▸ **Problem requirements**
Say how many lines contain the word "this". Only the number should be given.
** start Supplied data **
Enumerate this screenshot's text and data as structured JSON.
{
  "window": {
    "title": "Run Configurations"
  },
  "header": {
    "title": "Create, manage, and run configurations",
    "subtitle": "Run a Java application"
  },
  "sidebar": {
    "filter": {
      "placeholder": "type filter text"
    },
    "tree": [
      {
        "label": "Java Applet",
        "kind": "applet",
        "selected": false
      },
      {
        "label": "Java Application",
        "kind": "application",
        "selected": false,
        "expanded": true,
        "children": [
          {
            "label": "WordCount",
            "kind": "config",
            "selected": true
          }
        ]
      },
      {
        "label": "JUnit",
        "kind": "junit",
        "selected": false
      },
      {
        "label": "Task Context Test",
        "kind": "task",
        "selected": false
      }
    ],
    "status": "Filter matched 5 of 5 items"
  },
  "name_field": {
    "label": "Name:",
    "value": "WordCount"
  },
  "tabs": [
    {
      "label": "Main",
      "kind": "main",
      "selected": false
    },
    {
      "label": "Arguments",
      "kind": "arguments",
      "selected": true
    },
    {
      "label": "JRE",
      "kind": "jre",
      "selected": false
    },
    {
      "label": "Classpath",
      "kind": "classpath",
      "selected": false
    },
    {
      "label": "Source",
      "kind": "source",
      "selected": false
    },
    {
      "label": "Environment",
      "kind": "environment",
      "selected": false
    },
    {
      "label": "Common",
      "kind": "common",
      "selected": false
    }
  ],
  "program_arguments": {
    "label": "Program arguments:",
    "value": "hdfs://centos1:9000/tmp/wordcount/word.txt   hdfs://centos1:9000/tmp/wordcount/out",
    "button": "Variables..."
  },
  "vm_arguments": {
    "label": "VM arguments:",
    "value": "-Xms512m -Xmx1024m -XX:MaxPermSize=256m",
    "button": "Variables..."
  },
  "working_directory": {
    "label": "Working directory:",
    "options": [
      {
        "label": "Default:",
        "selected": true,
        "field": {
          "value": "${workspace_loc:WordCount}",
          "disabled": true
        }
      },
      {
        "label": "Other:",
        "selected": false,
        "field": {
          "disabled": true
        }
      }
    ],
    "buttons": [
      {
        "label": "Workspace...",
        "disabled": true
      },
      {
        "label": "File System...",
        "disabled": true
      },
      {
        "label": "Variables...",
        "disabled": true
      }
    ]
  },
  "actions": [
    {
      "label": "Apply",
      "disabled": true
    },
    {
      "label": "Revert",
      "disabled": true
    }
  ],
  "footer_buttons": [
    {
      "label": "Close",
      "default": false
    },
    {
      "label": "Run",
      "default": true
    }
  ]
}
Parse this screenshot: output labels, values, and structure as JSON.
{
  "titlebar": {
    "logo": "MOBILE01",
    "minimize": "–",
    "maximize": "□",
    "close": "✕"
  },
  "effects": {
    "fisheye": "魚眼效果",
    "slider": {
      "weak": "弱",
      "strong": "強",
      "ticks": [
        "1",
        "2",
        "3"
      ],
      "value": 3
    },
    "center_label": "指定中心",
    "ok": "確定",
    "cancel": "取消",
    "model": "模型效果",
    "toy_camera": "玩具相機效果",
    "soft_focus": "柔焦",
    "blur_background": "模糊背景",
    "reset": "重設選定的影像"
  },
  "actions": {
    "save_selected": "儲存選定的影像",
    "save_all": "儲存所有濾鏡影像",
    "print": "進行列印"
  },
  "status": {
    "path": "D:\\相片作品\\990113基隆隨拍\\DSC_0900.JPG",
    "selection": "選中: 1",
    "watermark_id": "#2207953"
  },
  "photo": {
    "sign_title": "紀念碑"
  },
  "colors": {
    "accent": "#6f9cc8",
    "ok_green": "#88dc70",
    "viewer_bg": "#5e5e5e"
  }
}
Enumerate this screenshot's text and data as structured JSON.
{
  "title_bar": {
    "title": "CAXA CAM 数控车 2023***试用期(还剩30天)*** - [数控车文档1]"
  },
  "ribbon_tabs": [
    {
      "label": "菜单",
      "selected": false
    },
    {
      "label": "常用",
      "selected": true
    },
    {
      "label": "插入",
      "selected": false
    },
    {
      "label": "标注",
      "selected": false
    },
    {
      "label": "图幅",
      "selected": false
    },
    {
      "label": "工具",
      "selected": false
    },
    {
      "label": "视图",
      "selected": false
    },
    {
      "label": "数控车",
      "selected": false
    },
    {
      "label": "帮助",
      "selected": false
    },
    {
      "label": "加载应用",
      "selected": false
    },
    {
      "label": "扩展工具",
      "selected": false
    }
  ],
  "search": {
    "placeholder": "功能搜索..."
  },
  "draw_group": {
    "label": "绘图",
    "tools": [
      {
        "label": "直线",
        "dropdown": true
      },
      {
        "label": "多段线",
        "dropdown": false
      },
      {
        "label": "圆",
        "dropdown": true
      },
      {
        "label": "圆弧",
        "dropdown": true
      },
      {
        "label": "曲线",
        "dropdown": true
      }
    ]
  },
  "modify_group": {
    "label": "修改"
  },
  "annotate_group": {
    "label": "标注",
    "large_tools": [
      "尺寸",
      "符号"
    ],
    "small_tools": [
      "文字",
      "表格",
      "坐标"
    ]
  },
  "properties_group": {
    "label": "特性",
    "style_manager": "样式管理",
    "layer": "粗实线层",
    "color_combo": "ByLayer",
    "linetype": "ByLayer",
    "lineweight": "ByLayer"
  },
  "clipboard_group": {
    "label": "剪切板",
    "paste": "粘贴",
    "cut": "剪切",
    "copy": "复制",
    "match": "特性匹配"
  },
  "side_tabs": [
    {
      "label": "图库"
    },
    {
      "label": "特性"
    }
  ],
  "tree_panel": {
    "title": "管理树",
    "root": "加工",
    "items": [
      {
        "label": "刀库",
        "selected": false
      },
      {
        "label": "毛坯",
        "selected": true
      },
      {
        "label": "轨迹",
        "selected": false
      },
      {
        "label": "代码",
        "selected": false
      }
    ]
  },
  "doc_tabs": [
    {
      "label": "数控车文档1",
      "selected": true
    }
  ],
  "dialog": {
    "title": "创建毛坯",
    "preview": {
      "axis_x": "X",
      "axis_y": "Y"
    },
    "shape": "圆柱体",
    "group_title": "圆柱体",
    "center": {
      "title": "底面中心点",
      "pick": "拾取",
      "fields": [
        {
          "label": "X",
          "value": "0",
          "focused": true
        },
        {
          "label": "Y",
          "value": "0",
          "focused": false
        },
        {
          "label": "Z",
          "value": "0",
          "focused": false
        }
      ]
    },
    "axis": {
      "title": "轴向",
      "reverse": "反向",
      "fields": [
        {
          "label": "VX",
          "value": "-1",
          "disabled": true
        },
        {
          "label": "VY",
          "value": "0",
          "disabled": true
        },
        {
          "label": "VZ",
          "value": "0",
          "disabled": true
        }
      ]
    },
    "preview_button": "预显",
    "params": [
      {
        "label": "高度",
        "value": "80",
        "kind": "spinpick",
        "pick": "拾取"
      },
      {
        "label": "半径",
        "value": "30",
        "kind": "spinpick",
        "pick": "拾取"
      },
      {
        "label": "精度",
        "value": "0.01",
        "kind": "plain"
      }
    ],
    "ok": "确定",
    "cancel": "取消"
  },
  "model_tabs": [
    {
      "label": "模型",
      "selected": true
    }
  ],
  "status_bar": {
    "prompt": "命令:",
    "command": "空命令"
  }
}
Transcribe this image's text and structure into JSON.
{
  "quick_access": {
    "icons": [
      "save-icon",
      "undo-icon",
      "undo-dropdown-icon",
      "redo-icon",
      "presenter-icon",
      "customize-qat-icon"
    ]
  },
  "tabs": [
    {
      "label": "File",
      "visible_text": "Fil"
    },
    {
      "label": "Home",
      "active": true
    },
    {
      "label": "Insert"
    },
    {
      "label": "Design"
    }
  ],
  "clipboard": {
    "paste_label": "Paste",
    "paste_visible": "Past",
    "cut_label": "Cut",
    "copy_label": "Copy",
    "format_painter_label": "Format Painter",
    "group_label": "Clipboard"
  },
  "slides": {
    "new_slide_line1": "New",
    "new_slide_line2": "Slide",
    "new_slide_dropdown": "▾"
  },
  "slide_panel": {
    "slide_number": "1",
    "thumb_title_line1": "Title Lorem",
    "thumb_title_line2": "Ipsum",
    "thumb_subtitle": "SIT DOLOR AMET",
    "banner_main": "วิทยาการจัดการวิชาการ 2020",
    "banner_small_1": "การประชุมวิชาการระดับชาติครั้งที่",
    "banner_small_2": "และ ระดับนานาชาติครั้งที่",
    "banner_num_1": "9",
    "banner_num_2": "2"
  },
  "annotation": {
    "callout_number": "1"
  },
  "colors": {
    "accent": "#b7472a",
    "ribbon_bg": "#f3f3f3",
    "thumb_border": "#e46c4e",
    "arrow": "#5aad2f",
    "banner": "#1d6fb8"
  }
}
** end Supplied data **
▸ **Right answer**
4